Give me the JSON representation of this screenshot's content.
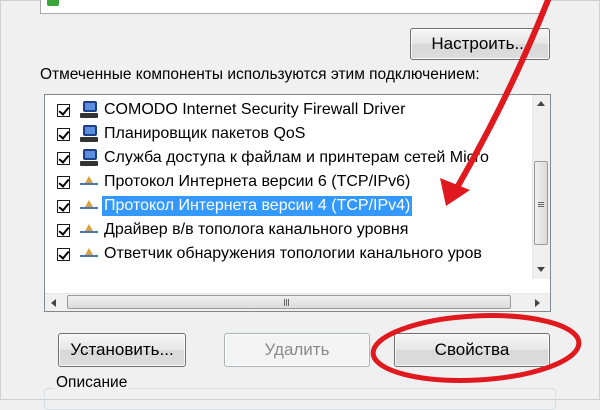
{
  "buttons": {
    "configure": "Настроить...",
    "install": "Установить...",
    "remove": "Удалить",
    "properties": "Свойства"
  },
  "components_caption": "Отмеченные компоненты используются этим подключением:",
  "components": [
    {
      "label": "COMODO Internet Security Firewall Driver",
      "checked": true,
      "icon": "network-adapter-icon",
      "selected": false
    },
    {
      "label": "Планировщик пакетов QoS",
      "checked": true,
      "icon": "network-adapter-icon",
      "selected": false
    },
    {
      "label": "Служба доступа к файлам и принтерам сетей Micro",
      "checked": true,
      "icon": "network-adapter-icon",
      "selected": false
    },
    {
      "label": "Протокол Интернета версии 6 (TCP/IPv6)",
      "checked": true,
      "icon": "protocol-icon",
      "selected": false
    },
    {
      "label": "Протокол Интернета версии 4 (TCP/IPv4)",
      "checked": true,
      "icon": "protocol-icon",
      "selected": true
    },
    {
      "label": "Драйвер в/в тополога канального уровня",
      "checked": true,
      "icon": "protocol-icon",
      "selected": false
    },
    {
      "label": "Ответчик обнаружения топологии канального уров",
      "checked": true,
      "icon": "protocol-icon",
      "selected": false
    }
  ],
  "description_label": "Описание",
  "colors": {
    "selection": "#3399ff",
    "annotation": "#e0191f"
  }
}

· · · ·

What to do:
Without the pictures, restate all the entries above exactly.

Solution for this problem:
Give me the JSON representation of this screenshot's content.
{
  "buttons": {
    "configure": "Настроить...",
    "install": "Установить...",
    "remove": "Удалить",
    "properties": "Свойства"
  },
  "components_caption": "Отмеченные компоненты используются этим подключением:",
  "components": [
    {
      "label": "COMODO Internet Security Firewall Driver",
      "checked": true,
      "icon": "network-adapter-icon",
      "selected": false
    },
    {
      "label": "Планировщик пакетов QoS",
      "checked": true,
      "icon": "network-adapter-icon",
      "selected": false
    },
    {
      "label": "Служба доступа к файлам и принтерам сетей Micro",
      "checked": true,
      "icon": "network-adapter-icon",
      "selected": false
    },
    {
      "label": "Протокол Интернета версии 6 (TCP/IPv6)",
      "checked": true,
      "icon": "protocol-icon",
      "selected": false
    },
    {
      "label": "Протокол Интернета версии 4 (TCP/IPv4)",
      "checked": true,
      "icon": "protocol-icon",
      "selected": true
    },
    {
      "label": "Драйвер в/в тополога канального уровня",
      "checked": true,
      "icon": "protocol-icon",
      "selected": false
    },
    {
      "label": "Ответчик обнаружения топологии канального уров",
      "checked": true,
      "icon": "protocol-icon",
      "selected": false
    }
  ],
  "description_label": "Описание",
  "colors": {
    "selection": "#3399ff",
    "annotation": "#e0191f"
  }
}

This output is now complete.